<<<<
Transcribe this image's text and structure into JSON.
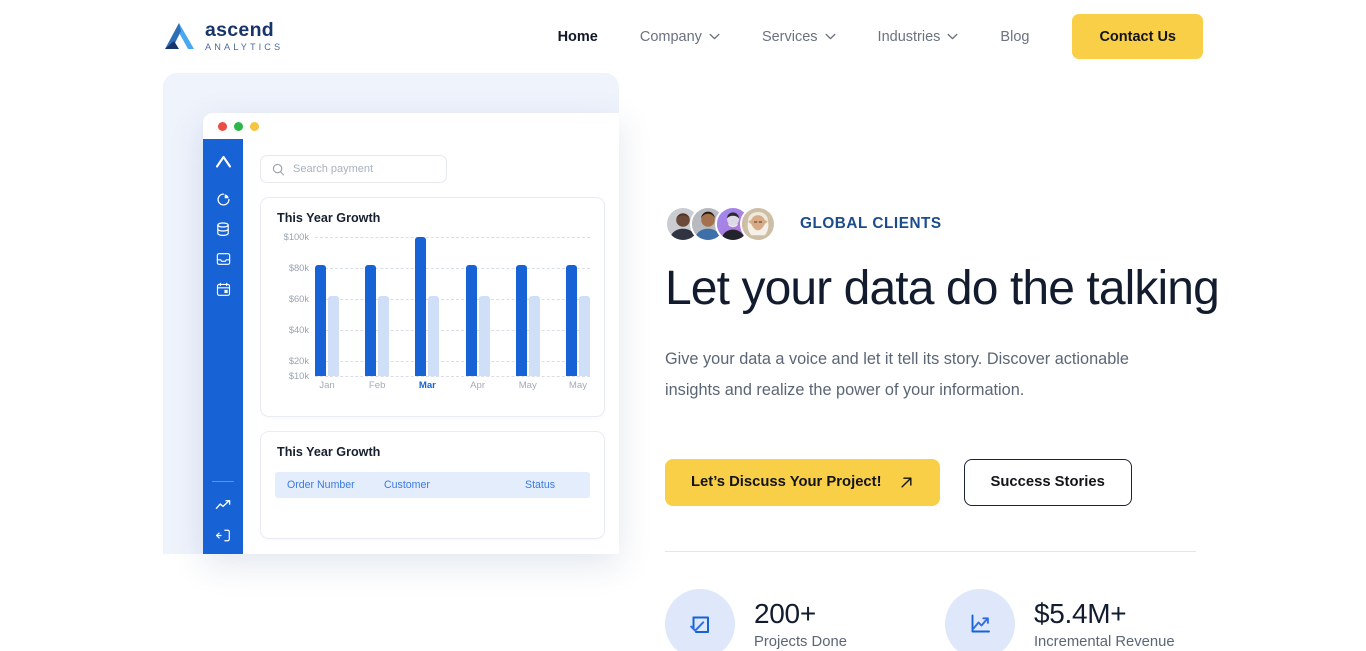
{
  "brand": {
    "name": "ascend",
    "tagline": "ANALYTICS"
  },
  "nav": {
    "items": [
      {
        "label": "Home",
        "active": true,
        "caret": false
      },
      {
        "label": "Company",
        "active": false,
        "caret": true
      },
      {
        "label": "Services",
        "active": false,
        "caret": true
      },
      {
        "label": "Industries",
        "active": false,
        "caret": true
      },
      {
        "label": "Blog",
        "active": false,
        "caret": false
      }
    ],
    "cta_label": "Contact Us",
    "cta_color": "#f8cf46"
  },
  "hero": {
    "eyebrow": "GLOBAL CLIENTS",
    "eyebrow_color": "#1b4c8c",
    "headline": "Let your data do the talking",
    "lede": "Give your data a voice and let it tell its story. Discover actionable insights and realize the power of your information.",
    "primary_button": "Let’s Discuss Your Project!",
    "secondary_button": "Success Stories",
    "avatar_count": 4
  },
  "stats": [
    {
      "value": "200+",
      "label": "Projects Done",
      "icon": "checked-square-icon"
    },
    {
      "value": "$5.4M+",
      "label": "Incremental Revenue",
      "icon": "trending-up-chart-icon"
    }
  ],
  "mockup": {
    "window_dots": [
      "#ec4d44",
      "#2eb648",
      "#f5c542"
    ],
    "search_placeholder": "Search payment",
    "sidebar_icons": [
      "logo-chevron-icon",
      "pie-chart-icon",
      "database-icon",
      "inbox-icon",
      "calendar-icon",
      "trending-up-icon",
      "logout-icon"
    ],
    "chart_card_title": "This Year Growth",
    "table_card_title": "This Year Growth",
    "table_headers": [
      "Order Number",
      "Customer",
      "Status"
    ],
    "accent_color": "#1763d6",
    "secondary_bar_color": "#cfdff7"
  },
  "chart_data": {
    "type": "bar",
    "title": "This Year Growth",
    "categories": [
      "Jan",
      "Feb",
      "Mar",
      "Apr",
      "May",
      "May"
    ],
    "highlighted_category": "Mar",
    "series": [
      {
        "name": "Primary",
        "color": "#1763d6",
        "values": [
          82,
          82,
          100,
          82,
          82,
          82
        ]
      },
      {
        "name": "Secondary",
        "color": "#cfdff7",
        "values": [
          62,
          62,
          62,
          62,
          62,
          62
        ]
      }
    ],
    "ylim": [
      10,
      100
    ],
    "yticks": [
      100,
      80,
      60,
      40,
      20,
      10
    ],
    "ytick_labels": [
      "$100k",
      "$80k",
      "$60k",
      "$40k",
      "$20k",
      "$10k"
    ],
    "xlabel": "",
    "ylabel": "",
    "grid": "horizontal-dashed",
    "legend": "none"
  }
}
>>>>
Gather all lines from the listing above in which "trending" occurs.

      "icon": "trending-up-chart-icon"
      "trending-up-icon",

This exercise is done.